Text block:

————

As for what to wear on an Iceland winter’s night, we weren’t taking any chances. We each wore two layers of underwear – one of which was military grade thermal long johns, and heavy-duty thermal socks. We brought jeans that were a size too large to make room for all the extra padding we were wearing underneath. We wore sweaters, high-visibility winter coats, gloves, glove liners, toboggans, masks, and long, wind-resistant raincoats. My gloves were specifically designed so that I could pop my fingers out for short intervals to operate the buttons on my camera and then stick them back under cover so as not to freeze them off.
All of this gear proved necessary on that first night of sky watching, as our bus took us straight into a blinding snowstorm. Three buses, carrying about fifty tourists each, pulled off at an old country church where the whole teeming mass of us waited in the lee of the building for the snow to break and the skies to clear. They didn’t, so back to Reykjavik we went. It did prove a useful trial run of setting up and stabilizing our camera in adverse conditions. It also reinforced my commitment to never live anywhere north of the Alabama-Tennessee state line, at least until global warming really kicks in and the South becomes an unlivable desert.
Not the lights we were looking for.
Bárðarbunga
So, I mentioned that a volcano erupted after we bought our tickets. The eruption was still going strong in January. Bárðarbunga is a “subglacial stratovolcano,” meaning it was erupting under and through Iceland’s largest ice sheet. Unlike the Eyjafjallajökull eruption that sent enough ash into the air to shut down airports all across Europe, Bárðarbunga was spewing out Mount Doom levels of hot red lava.
(Let me pause for a moment to mention that I strongly suspect the Icelandic people of pranking the rest of the world with their language. I think there’s a real, secret Icelandic language in which geologic features have names like “Mount Bob.” I refuse to believe that “Eyjafjallajökull” is an actual word.)
Vatnajökull National Park.

————

Actions to take:
(1) In the Iceland travel text, list every garment or accessory named in the sentence that begins "We wore sweaters".
(2) Reproduce the saved data entries word for word, covering the stretch from the start of the entries through the line containing "The transparent sheets 406 is at (628, 509).", and omit the pictures.
The saved data entries have nothing to do with the Iceland travel text.

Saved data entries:
————

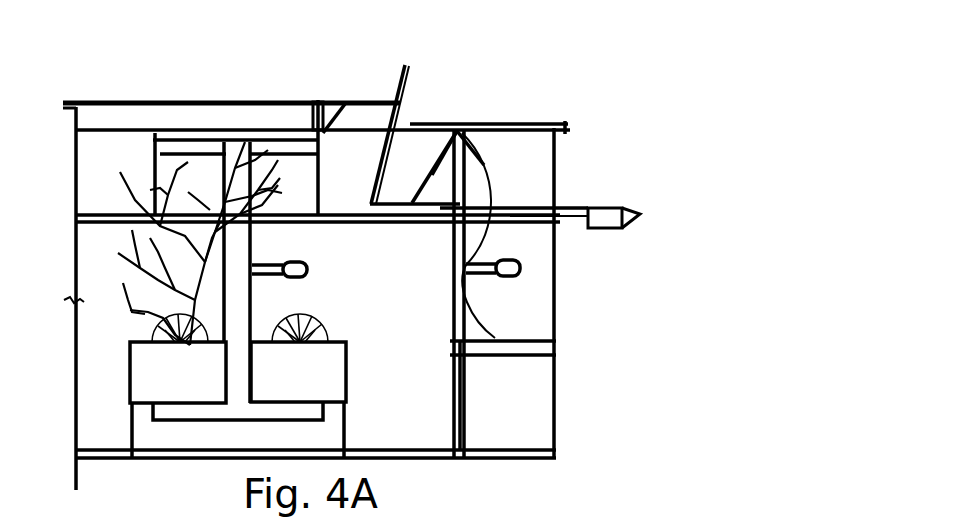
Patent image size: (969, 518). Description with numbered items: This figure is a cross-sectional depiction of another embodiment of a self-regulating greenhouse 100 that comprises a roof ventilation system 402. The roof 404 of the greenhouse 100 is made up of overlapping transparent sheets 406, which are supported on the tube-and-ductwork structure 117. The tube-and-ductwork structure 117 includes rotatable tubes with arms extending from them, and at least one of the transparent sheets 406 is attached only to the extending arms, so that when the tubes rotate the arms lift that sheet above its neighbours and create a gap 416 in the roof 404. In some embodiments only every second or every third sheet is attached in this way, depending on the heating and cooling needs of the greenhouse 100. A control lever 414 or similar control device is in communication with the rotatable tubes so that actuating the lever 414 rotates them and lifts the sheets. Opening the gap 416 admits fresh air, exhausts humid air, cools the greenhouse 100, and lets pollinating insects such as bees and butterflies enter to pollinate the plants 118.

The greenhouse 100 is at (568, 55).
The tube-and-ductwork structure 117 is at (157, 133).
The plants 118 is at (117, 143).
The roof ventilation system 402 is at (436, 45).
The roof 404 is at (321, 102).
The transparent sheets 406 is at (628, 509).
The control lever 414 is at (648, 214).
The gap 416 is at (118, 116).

————

Responses to the tasks:
(1) sweaters, high-visibility winter coats, gloves, glove liners, toboggans, masks, long wind-resistant raincoats

(2)
Patent image size: (969, 518). Description with numbered items: This figure is a cross-sectional depiction of another embodiment of a self-regulating greenhouse 100 that comprises a roof ventilation system 402. The roof 404 of the greenhouse 100 is made up of overlapping transparent sheets 406, which are supported on the tube-and-ductwork structure 117. The tube-and-ductwork structure 117 includes rotatable tubes with arms extending from them, and at least one of the transparent sheets 406 is attached only to the extending arms, so that when the tubes rotate the arms lift that sheet above its neighbours and create a gap 416 in the roof 404. In some embodiments only every second or every third sheet is attached in this way, depending on the heating and cooling needs of the greenhouse 100. A control lever 414 or similar control device is in communication with the rotatable tubes so that actuating the lever 414 rotates them and lifts the sheets. Opening the gap 416 admits fresh air, exhausts humid air, cools the greenhouse 100, and lets pollinating insects such as bees and butterflies enter to pollinate the plants 118.

The greenhouse 100 is at (568, 55).
The tube-and-ductwork structure 117 is at (157, 133).
The plants 118 is at (117, 143).
The roof ventilation system 402 is at (436, 45).
The roof 404 is at (321, 102).
The transparent sheets 406 is at (628, 509).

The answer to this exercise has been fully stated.